## [Written task]
Gather each line of the records where "albo" appears.

## [Input]

==================================================

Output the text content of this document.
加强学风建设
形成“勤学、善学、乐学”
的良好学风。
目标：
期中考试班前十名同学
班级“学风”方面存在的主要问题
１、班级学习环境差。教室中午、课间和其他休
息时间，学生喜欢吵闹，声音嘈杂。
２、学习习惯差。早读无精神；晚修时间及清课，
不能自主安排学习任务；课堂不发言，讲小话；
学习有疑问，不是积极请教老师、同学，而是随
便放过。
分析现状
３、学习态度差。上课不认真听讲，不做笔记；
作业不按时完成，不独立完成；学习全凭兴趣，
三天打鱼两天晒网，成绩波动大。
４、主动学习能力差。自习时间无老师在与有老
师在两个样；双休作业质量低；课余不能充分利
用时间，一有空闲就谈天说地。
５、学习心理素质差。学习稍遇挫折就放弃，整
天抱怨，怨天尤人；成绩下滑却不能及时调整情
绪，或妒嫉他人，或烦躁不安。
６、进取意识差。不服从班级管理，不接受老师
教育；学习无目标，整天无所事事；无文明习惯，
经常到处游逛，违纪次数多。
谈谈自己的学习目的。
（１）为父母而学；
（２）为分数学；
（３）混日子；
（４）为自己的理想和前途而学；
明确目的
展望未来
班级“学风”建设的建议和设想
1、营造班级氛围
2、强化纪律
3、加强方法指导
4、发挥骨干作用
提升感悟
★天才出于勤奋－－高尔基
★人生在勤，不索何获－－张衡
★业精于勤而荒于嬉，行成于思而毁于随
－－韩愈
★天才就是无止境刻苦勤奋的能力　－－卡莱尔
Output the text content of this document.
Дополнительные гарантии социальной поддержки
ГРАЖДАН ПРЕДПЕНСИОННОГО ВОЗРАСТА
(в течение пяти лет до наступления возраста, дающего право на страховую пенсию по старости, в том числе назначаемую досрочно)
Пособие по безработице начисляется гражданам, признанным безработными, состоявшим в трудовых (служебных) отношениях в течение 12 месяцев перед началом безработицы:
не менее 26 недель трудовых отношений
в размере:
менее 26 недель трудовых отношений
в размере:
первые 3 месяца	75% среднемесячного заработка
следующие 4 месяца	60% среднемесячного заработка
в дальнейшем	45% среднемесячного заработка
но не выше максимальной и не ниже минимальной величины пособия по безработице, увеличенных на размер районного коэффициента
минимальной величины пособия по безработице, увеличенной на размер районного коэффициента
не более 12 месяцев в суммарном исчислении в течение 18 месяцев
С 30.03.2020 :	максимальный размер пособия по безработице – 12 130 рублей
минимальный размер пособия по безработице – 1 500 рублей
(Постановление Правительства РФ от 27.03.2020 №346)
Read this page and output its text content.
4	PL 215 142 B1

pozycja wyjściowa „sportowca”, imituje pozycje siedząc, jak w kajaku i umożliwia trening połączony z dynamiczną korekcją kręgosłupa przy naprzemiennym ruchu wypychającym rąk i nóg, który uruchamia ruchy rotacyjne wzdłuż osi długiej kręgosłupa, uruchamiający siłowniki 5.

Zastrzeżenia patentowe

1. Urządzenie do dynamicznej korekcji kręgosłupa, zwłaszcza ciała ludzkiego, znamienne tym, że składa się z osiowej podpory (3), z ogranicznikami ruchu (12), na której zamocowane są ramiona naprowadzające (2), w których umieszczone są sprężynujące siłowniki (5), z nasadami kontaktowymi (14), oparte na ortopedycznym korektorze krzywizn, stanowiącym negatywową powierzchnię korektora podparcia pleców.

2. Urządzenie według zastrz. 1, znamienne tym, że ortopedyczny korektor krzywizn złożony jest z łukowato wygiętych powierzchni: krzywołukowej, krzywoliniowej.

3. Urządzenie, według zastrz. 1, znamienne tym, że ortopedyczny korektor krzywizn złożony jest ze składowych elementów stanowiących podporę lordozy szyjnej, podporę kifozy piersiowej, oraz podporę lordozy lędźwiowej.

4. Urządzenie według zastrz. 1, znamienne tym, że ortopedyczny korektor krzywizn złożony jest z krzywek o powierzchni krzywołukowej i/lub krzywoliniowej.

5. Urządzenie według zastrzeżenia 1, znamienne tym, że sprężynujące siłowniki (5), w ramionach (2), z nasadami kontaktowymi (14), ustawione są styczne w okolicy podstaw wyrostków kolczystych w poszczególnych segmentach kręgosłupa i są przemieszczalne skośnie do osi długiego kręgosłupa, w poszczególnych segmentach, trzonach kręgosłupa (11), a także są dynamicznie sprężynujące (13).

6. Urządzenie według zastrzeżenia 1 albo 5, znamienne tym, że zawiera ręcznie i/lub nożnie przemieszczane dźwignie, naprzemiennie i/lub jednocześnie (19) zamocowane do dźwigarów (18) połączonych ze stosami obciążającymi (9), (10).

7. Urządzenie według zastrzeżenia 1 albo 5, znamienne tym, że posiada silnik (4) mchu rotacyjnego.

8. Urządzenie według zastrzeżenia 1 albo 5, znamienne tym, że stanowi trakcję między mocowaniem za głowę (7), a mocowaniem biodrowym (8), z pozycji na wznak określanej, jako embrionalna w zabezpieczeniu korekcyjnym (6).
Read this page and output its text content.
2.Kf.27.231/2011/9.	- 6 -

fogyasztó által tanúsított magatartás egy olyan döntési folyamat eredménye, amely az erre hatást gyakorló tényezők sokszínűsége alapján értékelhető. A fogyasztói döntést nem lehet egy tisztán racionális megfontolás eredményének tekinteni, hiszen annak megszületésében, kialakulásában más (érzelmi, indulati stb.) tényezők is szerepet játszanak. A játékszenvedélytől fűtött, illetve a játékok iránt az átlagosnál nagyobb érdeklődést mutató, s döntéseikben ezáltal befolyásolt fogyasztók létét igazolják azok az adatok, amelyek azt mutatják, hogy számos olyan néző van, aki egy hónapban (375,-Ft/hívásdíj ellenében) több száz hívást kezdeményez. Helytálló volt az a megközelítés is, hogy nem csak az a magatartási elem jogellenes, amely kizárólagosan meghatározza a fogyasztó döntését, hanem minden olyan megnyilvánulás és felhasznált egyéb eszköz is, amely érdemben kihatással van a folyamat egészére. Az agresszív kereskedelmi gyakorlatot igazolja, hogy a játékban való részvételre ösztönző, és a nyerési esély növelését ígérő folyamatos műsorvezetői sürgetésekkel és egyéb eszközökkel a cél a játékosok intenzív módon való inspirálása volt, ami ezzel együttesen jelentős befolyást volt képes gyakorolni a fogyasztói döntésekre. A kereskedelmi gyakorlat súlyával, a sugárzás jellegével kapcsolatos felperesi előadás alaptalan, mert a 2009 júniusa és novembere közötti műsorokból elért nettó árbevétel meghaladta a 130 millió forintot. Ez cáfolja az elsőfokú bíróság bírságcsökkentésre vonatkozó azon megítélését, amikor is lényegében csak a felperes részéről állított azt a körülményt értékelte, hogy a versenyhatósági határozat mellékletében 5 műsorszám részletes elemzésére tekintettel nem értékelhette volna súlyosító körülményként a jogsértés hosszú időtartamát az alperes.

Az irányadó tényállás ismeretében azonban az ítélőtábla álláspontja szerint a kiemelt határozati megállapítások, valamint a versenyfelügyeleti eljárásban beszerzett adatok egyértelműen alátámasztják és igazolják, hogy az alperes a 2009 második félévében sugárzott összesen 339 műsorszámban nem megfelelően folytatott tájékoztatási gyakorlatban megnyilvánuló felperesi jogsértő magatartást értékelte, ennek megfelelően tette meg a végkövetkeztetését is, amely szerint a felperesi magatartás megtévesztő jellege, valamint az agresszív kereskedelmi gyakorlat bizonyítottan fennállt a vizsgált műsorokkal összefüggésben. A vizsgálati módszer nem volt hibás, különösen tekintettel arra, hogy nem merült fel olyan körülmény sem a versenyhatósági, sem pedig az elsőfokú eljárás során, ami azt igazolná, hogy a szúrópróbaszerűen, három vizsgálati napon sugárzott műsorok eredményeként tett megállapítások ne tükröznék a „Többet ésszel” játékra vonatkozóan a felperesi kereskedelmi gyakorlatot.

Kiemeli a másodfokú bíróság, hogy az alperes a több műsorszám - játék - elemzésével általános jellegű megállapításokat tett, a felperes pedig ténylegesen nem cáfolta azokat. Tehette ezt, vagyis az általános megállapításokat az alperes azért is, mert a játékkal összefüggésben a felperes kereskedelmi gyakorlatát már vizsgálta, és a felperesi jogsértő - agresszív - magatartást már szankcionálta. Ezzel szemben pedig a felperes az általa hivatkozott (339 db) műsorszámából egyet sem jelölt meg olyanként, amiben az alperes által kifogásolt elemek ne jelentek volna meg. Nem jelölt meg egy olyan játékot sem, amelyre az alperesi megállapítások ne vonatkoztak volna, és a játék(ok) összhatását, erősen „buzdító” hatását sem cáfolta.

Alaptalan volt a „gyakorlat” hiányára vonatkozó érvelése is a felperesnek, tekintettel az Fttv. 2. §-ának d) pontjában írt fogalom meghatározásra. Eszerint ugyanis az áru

==================================================

## [Exercise answer]
6. Urządzenie według zastrzeżenia 1 albo 5, znamienne tym, że zawiera ręcznie i/lub nożnie przemieszczane dźwignie, naprzemiennie i/lub jednocześnie (19) zamocowane do dźwigarów (18) połączonych ze stosami obciążającymi (9), (10).
7. Urządzenie według zastrzeżenia 1 albo 5, znamienne tym, że posiada silnik (4) mchu rotacyjnego.
8. Urządzenie według zastrzeżenia 1 albo 5, znamienne tym, że stanowi trakcję między mocowaniem za głowę (7), a mocowaniem biodrowym (8), z pozycji na wznak określanej, jako embrionalna w zabezpieczeniu korekcyjnym (6).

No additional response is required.